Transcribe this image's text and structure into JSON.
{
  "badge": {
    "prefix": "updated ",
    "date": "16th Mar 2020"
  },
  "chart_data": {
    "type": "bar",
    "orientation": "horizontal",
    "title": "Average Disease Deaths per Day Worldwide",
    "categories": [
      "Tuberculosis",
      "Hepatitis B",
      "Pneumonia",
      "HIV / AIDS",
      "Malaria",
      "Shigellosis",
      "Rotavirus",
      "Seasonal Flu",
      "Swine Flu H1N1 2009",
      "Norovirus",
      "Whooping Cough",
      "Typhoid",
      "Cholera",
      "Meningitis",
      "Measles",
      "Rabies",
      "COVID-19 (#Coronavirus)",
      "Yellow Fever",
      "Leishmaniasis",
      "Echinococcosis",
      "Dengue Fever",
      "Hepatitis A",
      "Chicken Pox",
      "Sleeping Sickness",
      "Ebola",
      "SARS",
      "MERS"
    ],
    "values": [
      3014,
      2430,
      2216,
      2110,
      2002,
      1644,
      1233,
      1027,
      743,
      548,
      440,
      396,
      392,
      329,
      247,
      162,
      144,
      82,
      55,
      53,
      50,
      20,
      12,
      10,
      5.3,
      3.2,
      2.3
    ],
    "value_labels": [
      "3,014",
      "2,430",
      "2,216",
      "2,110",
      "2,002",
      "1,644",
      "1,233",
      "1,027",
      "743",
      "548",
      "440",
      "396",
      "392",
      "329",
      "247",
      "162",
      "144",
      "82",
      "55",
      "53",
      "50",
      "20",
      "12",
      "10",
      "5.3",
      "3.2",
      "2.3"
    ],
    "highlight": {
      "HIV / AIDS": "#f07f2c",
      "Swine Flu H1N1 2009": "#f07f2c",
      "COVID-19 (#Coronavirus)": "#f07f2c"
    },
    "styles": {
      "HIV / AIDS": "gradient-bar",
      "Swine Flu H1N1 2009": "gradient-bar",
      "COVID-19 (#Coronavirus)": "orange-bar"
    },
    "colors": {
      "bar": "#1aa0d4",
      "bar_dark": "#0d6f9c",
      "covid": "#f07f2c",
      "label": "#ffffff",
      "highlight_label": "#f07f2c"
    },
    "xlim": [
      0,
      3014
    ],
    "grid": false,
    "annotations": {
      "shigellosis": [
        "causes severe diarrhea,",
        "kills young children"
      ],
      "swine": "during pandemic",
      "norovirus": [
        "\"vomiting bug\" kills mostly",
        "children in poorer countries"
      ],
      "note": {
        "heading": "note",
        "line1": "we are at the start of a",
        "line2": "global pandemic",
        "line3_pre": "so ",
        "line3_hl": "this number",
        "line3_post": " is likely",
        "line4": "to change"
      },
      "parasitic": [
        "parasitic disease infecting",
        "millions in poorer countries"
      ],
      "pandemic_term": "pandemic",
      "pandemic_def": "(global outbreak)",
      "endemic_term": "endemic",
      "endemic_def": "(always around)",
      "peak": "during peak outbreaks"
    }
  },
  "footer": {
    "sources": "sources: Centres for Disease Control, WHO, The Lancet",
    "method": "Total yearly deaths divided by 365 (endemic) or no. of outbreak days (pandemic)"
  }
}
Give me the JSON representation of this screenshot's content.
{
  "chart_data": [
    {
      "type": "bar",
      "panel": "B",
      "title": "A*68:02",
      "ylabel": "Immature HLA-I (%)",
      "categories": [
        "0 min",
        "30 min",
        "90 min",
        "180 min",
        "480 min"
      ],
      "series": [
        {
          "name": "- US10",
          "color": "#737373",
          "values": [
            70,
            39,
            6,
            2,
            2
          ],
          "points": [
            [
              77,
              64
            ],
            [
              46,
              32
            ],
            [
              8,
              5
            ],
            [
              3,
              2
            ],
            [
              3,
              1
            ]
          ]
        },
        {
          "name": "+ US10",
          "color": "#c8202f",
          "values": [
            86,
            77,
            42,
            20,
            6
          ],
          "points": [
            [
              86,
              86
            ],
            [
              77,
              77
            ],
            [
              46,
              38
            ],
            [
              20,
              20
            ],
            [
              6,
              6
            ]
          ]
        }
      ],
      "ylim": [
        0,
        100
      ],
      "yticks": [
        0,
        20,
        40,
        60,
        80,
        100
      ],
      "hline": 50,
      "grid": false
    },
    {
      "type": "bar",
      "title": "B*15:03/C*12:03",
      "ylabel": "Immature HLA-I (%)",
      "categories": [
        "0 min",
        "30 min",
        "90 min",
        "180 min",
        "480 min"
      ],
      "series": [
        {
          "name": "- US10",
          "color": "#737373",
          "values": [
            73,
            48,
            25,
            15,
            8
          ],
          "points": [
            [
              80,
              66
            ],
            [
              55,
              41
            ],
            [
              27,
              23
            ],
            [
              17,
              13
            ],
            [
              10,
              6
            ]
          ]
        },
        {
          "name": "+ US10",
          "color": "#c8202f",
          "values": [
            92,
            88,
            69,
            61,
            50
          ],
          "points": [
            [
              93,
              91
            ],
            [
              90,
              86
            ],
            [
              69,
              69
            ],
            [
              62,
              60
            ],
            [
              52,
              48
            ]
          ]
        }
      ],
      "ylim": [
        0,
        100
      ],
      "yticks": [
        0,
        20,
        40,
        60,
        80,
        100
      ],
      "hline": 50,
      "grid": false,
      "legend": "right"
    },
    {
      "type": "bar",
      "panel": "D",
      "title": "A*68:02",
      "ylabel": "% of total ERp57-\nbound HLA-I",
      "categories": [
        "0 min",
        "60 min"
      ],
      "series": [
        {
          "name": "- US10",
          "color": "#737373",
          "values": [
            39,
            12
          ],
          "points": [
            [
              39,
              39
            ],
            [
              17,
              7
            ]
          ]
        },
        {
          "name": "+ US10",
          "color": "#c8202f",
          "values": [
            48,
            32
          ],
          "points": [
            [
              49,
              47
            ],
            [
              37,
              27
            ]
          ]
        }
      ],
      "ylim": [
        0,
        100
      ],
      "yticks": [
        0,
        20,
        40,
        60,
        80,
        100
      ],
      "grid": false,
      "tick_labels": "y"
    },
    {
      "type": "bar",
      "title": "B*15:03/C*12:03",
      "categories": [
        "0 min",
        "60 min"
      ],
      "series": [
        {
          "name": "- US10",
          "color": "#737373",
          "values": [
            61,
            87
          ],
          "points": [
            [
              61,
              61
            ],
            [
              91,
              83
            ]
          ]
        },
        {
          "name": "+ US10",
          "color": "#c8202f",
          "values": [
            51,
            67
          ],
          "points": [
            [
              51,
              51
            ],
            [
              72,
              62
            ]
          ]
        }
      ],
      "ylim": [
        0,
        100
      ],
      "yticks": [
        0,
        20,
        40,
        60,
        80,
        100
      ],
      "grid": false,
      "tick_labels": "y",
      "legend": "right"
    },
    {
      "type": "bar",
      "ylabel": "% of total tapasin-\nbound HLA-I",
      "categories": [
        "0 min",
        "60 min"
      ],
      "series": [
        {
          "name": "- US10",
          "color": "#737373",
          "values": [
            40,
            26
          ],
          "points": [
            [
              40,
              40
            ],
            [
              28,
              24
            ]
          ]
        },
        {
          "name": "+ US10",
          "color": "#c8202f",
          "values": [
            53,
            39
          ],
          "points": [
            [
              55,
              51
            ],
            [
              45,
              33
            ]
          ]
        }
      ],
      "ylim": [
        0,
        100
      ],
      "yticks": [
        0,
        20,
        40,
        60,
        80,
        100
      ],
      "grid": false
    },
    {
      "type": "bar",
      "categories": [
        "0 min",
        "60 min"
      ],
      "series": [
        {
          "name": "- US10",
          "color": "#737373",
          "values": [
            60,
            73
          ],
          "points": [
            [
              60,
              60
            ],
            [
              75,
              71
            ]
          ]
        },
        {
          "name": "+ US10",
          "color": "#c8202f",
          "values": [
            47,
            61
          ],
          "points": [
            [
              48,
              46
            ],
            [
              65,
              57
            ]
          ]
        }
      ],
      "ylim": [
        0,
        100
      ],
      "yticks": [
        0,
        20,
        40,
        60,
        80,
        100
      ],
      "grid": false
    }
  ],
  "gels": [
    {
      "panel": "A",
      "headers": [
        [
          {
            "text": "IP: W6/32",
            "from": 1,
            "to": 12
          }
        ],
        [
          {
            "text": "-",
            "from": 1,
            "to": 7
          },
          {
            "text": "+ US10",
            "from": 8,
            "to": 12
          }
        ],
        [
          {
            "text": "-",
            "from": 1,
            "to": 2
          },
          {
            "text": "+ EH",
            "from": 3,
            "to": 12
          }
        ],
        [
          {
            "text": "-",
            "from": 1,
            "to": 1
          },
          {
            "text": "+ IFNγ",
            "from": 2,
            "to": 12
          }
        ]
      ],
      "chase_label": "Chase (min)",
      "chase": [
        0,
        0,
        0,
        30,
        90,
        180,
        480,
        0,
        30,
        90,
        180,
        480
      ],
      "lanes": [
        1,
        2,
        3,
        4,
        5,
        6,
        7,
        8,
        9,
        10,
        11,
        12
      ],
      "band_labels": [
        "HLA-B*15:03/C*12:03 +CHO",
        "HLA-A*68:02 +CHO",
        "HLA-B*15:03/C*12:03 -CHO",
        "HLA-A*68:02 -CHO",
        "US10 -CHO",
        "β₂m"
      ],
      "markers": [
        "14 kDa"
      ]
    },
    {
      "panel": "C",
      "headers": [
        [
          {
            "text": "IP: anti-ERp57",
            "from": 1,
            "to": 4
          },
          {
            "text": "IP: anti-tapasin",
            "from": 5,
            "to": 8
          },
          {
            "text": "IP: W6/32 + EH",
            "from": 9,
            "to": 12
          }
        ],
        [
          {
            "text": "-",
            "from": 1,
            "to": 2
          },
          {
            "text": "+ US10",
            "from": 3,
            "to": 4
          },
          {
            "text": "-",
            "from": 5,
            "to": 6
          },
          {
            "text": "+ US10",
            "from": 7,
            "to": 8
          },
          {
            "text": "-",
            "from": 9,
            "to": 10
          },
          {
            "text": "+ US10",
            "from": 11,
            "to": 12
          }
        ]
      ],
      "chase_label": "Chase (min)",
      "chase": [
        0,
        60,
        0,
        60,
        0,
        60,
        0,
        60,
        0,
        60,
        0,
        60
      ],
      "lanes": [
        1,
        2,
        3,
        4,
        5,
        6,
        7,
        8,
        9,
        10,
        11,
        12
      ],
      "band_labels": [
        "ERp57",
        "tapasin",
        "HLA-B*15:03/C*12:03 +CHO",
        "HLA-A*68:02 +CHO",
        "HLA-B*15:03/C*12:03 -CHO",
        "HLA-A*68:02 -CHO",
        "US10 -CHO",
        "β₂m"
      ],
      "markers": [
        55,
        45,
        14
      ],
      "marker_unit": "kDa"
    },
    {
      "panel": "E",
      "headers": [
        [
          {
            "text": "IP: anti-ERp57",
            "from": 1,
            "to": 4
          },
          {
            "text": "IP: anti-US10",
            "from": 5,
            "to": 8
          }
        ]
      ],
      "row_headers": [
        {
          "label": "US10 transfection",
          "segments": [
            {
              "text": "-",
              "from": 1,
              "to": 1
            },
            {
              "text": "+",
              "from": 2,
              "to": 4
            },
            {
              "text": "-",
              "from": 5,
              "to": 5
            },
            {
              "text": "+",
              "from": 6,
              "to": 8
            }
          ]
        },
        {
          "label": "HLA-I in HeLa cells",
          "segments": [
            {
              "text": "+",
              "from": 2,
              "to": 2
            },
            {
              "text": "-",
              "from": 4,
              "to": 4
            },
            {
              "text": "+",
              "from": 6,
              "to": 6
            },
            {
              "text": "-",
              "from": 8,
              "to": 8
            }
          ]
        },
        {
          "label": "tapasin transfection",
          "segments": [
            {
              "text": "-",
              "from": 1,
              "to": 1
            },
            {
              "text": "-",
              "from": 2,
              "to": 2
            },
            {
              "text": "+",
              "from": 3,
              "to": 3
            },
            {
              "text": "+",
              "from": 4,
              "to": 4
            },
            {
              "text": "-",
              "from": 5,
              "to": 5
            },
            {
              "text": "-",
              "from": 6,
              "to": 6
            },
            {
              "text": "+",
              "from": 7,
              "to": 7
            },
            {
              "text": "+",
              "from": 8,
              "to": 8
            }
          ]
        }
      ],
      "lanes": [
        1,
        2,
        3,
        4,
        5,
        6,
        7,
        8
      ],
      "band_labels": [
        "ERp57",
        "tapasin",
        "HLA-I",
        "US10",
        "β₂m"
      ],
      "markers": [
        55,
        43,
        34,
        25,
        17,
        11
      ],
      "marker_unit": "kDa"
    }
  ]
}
=====
**Description of the task**. Look for the word "during" in the listing above, and copy every line where you find it.

**Response to this exercise**.
      "swine": "during pandemic",
      "peak": "during peak outbreaks"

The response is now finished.